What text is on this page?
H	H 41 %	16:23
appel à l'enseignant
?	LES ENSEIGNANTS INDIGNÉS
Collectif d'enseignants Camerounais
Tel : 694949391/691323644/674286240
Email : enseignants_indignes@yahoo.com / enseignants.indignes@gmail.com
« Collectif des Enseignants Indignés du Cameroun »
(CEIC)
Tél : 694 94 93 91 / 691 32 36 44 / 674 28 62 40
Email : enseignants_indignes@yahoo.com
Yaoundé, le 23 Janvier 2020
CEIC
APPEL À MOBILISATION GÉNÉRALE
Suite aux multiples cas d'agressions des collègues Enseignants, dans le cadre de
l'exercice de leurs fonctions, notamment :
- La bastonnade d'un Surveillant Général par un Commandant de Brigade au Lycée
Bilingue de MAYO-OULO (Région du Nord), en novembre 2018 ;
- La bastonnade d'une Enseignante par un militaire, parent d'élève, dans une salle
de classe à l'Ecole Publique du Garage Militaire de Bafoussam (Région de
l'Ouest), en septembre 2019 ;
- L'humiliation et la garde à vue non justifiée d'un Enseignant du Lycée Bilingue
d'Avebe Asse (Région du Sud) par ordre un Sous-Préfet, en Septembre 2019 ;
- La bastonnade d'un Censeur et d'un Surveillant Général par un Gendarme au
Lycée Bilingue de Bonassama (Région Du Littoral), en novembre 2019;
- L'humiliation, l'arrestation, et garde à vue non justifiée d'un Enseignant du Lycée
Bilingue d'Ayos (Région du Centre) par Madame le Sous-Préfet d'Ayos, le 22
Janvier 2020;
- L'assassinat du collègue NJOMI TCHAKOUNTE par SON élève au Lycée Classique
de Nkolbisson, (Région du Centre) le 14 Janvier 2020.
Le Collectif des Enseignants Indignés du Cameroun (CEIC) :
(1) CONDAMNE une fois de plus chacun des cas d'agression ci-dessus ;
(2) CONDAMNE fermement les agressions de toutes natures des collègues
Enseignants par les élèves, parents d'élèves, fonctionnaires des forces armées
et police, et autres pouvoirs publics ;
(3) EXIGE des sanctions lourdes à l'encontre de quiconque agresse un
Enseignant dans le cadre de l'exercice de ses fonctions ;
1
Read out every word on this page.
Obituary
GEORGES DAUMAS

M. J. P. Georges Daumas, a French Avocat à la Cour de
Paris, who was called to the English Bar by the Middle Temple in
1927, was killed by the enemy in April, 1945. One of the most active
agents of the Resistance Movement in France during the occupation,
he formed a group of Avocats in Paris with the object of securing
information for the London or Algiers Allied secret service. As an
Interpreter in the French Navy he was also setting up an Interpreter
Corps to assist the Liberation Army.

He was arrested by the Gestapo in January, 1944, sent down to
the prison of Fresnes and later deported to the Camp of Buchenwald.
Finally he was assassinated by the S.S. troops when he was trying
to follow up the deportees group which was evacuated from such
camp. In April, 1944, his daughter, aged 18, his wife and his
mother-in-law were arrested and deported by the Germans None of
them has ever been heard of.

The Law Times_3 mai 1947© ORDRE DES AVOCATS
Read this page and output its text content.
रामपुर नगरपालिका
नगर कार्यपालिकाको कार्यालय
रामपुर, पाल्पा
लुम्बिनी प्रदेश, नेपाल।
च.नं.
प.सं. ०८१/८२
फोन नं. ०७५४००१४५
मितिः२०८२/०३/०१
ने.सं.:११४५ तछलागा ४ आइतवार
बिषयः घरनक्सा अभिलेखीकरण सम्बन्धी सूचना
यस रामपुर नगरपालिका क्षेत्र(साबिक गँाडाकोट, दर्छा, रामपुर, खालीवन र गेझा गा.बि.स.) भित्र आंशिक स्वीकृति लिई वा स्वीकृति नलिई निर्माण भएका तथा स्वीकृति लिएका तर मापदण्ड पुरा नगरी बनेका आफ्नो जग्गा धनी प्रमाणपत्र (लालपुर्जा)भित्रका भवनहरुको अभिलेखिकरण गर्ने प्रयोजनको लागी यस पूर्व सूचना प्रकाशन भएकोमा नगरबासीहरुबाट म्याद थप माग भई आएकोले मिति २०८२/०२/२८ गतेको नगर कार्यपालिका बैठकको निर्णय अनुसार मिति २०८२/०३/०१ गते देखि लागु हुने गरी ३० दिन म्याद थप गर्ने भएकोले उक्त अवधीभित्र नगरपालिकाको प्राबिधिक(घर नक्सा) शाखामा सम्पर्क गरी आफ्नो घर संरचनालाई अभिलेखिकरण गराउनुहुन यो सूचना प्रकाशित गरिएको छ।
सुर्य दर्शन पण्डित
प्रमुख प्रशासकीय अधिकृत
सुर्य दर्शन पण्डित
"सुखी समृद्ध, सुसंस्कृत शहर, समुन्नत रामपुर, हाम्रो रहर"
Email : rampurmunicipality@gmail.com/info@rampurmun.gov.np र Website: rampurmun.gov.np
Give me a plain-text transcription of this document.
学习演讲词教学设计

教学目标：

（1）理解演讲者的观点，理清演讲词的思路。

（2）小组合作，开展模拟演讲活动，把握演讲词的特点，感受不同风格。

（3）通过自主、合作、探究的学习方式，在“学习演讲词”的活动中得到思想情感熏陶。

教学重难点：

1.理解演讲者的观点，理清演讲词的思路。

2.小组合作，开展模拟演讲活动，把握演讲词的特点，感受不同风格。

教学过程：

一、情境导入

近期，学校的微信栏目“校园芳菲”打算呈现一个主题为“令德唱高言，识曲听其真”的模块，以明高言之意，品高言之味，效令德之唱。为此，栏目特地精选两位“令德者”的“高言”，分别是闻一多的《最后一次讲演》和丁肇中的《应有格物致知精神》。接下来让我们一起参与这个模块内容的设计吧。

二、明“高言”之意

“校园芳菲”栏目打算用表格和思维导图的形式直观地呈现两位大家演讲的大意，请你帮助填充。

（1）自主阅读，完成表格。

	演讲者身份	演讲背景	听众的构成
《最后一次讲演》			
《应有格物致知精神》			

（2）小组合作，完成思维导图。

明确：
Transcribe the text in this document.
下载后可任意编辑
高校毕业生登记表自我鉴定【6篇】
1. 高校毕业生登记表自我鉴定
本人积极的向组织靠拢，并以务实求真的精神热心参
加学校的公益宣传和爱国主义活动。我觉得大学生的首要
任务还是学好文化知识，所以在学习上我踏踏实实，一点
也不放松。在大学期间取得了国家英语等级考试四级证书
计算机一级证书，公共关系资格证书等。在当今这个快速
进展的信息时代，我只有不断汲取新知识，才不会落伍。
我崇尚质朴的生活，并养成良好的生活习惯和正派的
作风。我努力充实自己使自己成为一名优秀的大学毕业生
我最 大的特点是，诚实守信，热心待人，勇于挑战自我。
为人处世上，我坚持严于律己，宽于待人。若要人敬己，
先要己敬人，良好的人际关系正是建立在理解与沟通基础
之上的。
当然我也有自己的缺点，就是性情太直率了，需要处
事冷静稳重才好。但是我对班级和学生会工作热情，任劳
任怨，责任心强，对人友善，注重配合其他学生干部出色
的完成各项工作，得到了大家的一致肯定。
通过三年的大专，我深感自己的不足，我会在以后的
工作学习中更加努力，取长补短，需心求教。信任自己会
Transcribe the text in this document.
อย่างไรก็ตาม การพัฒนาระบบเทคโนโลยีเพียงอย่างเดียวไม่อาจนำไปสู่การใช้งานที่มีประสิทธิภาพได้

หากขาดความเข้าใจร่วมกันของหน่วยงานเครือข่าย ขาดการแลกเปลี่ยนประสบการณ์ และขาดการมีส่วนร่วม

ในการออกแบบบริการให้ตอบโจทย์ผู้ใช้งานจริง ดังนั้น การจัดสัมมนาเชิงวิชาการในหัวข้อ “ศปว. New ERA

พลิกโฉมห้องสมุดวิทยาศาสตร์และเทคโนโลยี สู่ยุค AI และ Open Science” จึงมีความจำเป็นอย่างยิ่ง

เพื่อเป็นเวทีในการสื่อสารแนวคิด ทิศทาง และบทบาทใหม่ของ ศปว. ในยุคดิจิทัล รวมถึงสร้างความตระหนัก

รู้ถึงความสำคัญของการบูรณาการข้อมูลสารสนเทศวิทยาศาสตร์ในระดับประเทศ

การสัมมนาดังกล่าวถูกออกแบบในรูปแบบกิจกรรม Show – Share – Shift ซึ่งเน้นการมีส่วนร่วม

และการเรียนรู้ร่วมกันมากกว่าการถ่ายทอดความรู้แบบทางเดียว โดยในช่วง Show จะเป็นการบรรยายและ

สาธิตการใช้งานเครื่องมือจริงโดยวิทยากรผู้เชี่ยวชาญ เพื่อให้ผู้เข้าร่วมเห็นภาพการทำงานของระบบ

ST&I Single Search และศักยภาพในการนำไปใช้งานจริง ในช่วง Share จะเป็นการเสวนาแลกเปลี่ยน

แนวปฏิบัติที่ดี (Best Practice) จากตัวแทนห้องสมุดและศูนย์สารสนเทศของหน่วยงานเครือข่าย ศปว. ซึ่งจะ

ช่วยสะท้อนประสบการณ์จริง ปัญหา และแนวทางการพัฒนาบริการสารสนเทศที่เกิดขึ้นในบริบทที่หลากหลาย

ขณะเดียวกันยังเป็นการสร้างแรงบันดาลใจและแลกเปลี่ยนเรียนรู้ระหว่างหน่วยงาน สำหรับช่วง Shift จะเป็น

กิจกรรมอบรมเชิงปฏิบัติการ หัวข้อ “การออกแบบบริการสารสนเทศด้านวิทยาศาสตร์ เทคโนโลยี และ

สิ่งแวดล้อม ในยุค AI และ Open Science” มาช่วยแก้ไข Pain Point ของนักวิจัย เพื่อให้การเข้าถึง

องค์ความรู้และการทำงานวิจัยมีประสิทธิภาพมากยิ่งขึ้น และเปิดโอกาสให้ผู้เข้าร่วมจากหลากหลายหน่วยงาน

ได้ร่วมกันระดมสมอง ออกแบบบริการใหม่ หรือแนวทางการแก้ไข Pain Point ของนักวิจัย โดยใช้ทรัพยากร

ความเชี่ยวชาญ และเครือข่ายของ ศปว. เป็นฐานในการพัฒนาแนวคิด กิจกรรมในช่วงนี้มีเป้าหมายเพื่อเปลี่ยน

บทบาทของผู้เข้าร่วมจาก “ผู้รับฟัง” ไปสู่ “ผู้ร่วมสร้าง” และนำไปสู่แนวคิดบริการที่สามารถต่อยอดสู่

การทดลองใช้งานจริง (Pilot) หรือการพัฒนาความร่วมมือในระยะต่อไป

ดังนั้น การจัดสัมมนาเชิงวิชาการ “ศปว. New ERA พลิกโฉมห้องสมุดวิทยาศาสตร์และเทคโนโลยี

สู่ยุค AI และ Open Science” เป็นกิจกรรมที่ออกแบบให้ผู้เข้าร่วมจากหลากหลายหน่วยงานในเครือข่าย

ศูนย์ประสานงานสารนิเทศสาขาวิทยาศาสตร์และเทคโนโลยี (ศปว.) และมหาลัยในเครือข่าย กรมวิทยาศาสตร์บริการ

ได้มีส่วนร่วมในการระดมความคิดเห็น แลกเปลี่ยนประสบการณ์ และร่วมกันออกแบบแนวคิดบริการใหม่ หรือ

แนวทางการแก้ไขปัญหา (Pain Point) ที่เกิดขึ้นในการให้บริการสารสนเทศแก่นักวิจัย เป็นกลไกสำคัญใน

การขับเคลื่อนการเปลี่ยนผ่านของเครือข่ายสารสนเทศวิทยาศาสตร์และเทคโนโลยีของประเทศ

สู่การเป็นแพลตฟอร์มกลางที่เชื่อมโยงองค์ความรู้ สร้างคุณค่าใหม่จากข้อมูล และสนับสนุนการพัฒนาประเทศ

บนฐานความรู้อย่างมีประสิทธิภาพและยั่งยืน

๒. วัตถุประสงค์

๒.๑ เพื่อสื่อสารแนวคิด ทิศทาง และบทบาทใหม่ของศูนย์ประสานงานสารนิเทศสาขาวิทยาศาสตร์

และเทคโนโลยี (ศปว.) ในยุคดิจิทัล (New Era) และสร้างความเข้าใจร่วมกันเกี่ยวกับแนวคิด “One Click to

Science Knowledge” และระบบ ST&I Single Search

* _WRITTEN INSTRUCTION_
In the listing above, locate each line with "开展模拟演讲活动" and copy it.

* _RESULT OF THIS EXERCISE_
（2）小组合作，开展模拟演讲活动，把握演讲词的特点，感受不同风格。
2.小组合作，开展模拟演讲活动，把握演讲词的特点，感受不同风格。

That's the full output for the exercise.